* **EXERCISE DIRECTIONS**
Copy out each line that includes the word "VOICES".

* **EXERCISE INPUTS**
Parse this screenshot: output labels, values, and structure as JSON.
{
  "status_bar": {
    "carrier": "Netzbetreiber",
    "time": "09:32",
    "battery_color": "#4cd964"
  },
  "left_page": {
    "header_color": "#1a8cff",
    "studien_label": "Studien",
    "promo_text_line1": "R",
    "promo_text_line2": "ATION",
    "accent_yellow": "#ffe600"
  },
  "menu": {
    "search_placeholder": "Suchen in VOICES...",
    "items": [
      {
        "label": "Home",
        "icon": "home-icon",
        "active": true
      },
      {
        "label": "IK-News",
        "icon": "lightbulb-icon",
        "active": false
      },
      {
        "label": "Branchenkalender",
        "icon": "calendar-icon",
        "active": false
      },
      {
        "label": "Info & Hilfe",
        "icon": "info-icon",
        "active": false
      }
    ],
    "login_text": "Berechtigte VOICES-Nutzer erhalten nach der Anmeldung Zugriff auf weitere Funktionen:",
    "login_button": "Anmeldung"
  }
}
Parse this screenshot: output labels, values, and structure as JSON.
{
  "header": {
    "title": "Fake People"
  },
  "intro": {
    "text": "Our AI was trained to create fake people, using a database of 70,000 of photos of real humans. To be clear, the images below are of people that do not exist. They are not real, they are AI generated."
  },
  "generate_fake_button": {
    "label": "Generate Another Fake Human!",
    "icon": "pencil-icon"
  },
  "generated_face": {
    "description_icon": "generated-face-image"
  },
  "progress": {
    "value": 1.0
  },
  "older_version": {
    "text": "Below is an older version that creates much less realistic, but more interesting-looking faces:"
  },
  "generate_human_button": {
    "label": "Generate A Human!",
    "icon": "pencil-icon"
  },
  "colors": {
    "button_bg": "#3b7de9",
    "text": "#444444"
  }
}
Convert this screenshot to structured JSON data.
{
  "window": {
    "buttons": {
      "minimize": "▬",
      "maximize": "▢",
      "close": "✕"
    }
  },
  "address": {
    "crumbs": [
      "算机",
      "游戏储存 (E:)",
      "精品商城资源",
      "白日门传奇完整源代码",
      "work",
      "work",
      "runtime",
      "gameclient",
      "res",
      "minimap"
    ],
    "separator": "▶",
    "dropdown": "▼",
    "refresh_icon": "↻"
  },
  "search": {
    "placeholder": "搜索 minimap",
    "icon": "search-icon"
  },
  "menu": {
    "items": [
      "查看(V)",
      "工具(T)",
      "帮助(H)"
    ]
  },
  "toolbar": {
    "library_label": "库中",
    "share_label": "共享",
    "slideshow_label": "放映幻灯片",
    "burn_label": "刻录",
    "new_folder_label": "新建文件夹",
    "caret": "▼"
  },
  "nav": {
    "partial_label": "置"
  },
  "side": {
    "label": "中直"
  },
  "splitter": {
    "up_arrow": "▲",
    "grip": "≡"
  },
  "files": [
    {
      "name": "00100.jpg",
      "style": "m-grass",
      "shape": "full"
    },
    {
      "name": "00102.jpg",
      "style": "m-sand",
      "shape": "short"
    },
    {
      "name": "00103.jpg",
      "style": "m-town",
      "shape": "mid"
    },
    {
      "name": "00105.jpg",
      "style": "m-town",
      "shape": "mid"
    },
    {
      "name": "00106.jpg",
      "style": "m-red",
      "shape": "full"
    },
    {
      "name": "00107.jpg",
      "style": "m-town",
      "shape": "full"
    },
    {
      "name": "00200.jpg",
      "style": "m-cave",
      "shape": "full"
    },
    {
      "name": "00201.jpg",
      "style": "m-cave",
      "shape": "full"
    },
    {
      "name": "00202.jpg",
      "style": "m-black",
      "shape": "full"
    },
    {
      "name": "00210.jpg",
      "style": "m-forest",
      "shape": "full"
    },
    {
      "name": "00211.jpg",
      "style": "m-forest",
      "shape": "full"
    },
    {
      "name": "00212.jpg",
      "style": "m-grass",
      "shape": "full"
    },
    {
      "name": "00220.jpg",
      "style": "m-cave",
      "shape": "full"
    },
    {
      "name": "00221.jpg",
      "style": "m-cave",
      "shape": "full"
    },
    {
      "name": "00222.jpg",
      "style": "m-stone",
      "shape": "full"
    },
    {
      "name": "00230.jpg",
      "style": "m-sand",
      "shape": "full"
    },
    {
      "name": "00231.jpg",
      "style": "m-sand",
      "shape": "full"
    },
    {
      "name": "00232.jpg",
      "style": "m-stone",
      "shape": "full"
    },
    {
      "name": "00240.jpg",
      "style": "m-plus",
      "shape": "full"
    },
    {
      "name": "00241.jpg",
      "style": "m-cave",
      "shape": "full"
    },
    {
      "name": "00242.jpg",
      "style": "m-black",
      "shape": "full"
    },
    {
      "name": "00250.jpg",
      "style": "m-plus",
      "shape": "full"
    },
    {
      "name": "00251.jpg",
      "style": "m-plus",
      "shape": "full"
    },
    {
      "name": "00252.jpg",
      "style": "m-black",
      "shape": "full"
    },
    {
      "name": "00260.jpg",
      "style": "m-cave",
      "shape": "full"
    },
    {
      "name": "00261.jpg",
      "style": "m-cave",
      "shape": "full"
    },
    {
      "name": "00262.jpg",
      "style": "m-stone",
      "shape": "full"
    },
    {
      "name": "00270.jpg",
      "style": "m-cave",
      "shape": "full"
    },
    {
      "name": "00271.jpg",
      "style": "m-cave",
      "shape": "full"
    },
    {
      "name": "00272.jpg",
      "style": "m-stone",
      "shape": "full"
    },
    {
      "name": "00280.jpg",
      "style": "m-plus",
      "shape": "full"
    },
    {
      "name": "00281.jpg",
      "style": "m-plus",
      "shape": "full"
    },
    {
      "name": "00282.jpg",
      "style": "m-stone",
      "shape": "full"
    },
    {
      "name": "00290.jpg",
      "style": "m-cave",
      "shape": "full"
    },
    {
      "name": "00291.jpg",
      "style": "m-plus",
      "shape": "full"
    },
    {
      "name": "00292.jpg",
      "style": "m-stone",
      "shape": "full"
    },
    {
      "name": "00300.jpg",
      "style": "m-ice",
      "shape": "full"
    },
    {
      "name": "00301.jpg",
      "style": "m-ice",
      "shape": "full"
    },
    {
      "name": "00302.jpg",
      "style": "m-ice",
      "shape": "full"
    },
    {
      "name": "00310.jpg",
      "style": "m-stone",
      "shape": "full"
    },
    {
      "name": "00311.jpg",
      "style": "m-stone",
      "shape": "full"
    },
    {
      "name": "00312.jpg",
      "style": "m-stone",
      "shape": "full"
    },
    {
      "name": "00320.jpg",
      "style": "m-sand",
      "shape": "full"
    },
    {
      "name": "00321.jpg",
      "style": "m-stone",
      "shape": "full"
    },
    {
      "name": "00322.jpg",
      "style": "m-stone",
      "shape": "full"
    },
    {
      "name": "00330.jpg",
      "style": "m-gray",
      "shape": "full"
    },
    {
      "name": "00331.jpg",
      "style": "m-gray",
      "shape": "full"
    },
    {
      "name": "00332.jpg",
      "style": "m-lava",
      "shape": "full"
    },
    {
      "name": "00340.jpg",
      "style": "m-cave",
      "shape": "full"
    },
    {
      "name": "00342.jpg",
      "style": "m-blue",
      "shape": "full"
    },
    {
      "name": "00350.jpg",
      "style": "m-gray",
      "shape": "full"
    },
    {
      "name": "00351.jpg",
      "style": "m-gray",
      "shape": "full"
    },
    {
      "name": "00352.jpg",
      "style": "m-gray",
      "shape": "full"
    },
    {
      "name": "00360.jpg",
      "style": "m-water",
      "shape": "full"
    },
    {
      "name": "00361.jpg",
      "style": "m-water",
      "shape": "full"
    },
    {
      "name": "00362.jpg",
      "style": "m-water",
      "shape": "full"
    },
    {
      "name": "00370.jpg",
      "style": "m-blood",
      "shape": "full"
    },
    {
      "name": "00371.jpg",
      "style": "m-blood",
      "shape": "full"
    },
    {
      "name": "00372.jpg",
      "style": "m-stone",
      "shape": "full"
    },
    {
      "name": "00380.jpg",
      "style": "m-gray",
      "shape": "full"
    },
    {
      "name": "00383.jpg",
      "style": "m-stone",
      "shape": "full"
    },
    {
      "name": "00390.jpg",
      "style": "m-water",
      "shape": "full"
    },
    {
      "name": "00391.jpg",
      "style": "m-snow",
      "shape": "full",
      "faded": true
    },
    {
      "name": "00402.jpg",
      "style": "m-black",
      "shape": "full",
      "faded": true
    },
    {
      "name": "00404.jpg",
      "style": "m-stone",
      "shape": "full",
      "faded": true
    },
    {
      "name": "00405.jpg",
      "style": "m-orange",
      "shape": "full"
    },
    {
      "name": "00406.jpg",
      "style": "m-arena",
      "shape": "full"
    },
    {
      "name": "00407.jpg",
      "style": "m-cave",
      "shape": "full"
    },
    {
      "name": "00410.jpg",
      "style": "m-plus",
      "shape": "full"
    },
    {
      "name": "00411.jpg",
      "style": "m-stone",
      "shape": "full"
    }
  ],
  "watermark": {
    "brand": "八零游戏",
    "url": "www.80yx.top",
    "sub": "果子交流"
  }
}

* **RESULT FOR THIS EXERCISE**
    "search_placeholder": "Suchen in VOICES...",
    "login_text": "Berechtigte VOICES-Nutzer erhalten nach der Anmeldung Zugriff auf weitere Funktionen:",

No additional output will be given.